(Items from a data source)
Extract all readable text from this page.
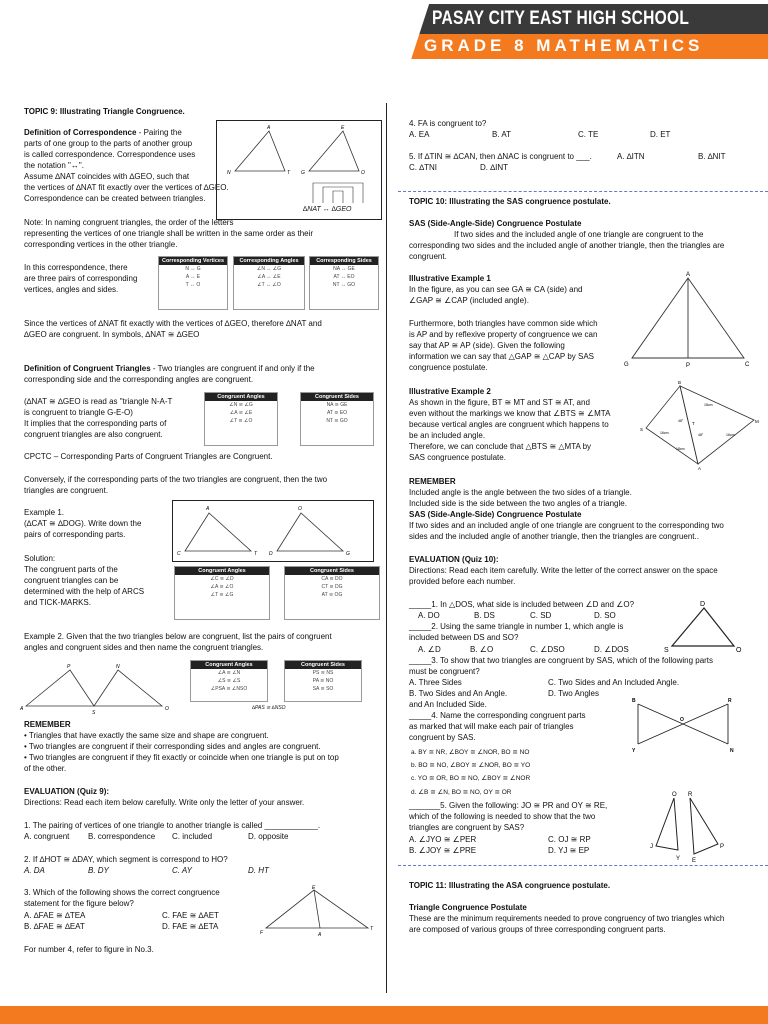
PASAY CITY EAST HIGH SCHOOL
GRADE 8 MATHEMATICS
TOPIC 9: Illustrating Triangle Congruence.
Definition of Correspondence - Pairing the
parts of one group to the parts of another group
is called correspondence. Correspondence uses
the notation "↔".
Assume ∆NAT coincides with ∆GEO, such that
the vertices of ∆NAT fit exactly over the vertices of ∆GEO.
Correspondence can be created between triangles.
N
A
T G
E
O
∆NAT ↔ ∆GEO
Note: In naming congruent triangles, the order of the letters
representing the vertices of one triangle shall be written in the same order as their
corresponding vertices in the other triangle.
In this correspondence, there
are three pairs of corresponding
vertices, angles and sides.
Corresponding Vertices
N ↔ G
A ↔ E
T ↔ O
Corresponding Angles
∠N ↔ ∠G
∠A ↔ ∠E
∠T ↔ ∠O
Corresponding Sides
NA ↔ GE
AT ↔ EO
NT ↔ GO
Since the vertices of ∆NAT fit exactly with the vertices of ∆GEO, therefore ∆NAT and
∆GEO are congruent. In symbols, ∆NAT ≅ ∆GEO
Definition of Congruent Triangles - Two triangles are congruent if and only if the
corresponding side and the corresponding angles are congruent.
(∆NAT ≅ ∆GEO is read as "triangle N-A-T
is congruent to triangle G-E-O)
It implies that the corresponding parts of
congruent triangles are also congruent.
Congruent Angles
∠N ≅ ∠G
∠A ≅ ∠E
∠T ≅ ∠O
Congruent Sides
NA ≅ GE
AT ≅ EO
NT ≅ GO
CPCTC – Corresponding Parts of Congruent Triangles are Congruent.
Conversely, if the corresponding parts of the two triangles are congruent, then the two
triangles are congruent.
Example 1.
(∆CAT ≅ ∆DOG). Write down the
pairs of corresponding parts.
C
A
T D
O
G
Solution:
The congruent parts of the
congruent triangles can be
determined with the help of ARCS
and TICK-MARKS.
Congruent Angles
∠C ≅ ∠D
∠A ≅ ∠O
∠T ≅ ∠G
Congruent Sides
CA ≅ DO
CT ≅ DG
AT ≅ OG
Example 2. Given that the two triangles below are congruent, list the pairs of congruent
angles and congruent sides and then name the congruent triangles.
P	N
A
S
O
Congruent Angles
∠A ≅ ∠N
∠S ≅ ∠S
∠PSA ≅ ∠NSO
Congruent Sides
PS ≅ NS
PA ≅ NO
SA ≅ SO
∆PAS ≅ ∆NSO
REMEMBER
• Triangles that have exactly the same size and shape are congruent.
• Two triangles are congruent if their corresponding sides and angles are congruent.
• Two triangles are congruent if they fit exactly or coincide when one triangle is put on top
of the other.
EVALUATION (Quiz 9):
Directions: Read each item below carefully. Write only the letter of your answer.
1. The pairing of vertices of one triangle to another triangle is called ____________.
A. congruent B. correspondence C. included	D. opposite
2. If ∆HOT ≅ ∆DAY, which segment is correspond to HO?
A. DA	B. DY	C. AY	D. HT
3. Which of the following shows the correct congruence
statement for the figure below?
A. ∆FAE ≅ ∆TEA	C. FAE ≅ ∆AET
B. ∆FAE ≅ ∆EAT	D. FAE ≅ ∆ETA
For number 4, refer to figure in No.3.
E
F
T
A
4. FA is congruent to?
A. EA	B. AT	C. TE	D. ET
5. If ∆TIN ≅ ∆CAN, then ∆NAC is congruent to ___.	A. ∆ITN	B. ∆NIT
C. ∆TNI	D. ∆INT
TOPIC 10: Illustrating the SAS congruence postulate.
SAS (Side-Angle-Side) Congruence Postulate
If two sides and the included angle of one triangle are congruent to the
corresponding two sides and the included angle of another triangle, then the triangles are
congruent.
Illustrative Example 1
In the figure, as you can see GA ≅ CA (side) and
∠GAP ≅ ∠CAP (included angle).
Furthermore, both triangles have common side which
is AP and by reflexive property of congruence we can
say that AP ≅ AP (side). Given the following
information we can say that △GAP ≅ △CAP by SAS
congruence postulate.
A
G	P	C
Illustrative Example 2
As shown in the figure, BT ≅ MT and ST ≅ AT, and
even without the markings we know that ∠BTS ≅ ∠MTA
because vertical angles are congruent which happens to
be an included angle.
Therefore, we can conclude that △BTS ≅ △MTA by
SAS congruence postulate.
B
S
T	M
A
18cm
16cm	16cm
18cm
48°
48°
REMEMBER
Included angle is the angle between the two sides of a triangle.
Included side is the side between the two angles of a triangle.
SAS (Side-Angle-Side) Congruence Postulate
If two sides and an included angle of one triangle are congruent to the corresponding two
sides and the included angle of another triangle, then the triangles are congruent..
EVALUATION (Quiz 10):
Directions: Read each item carefully. Write the letter of the correct answer on the space
provided before each number.
_____1. In △DOS, what side is included between ∠D and ∠O?
A. DO	B. DS	C. SD	D. SO
_____2. Using the same triangle in number 1, which angle is
included between DS and SO?
A. ∠D	B. ∠O	C. ∠DSO	D. ∠DOS
D
O
S
_____3. To show that two triangles are congruent by SAS, which of the following parts
must be congruent?
A. Three Sides	C. Two Sides and An Included Angle.
B. Two Sides and An Angle.	D. Two Angles
and An Included Side.
_____4. Name the corresponding congruent parts
as marked that will make each pair of triangles
congruent by SAS.
a. BY ≅ NR, ∠BOY ≅ ∠NOR, BO ≅ NO
b. BO ≅ NO, ∠BOY ≅ ∠NOR, BO ≅ YO
c. YO ≅ OR, BO ≅ NO, ∠BOY ≅ ∠NOR
d. ∠B ≅ ∠N, BO ≅ NO, OY ≅ OR
B	R
O
Y	N
_______5. Given the following: JO ≅ PR and OY ≅ RE,
which of the following is needed to show that the two
triangles are congruent by SAS?
A. ∠JYO ≅ ∠PER	C. OJ ≅ RP
B. ∠JOY ≅ ∠PRE	D. YJ ≅ EP
O R
J
Y E
P
TOPIC 11: Illustrating the ASA congruence postulate.
Triangle Congruence Postulate
These are the minimum requirements needed to prove congruency of two triangles which
are composed of various groups of three corresponding congruent parts.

**Task statement**. Pull out all lines of the data with the string "below".

**The response**.
Example 2. Given that the two triangles below are congruent, list the pairs of congruent
Directions: Read each item below carefully. Write only the letter of your answer.
statement for the figure below?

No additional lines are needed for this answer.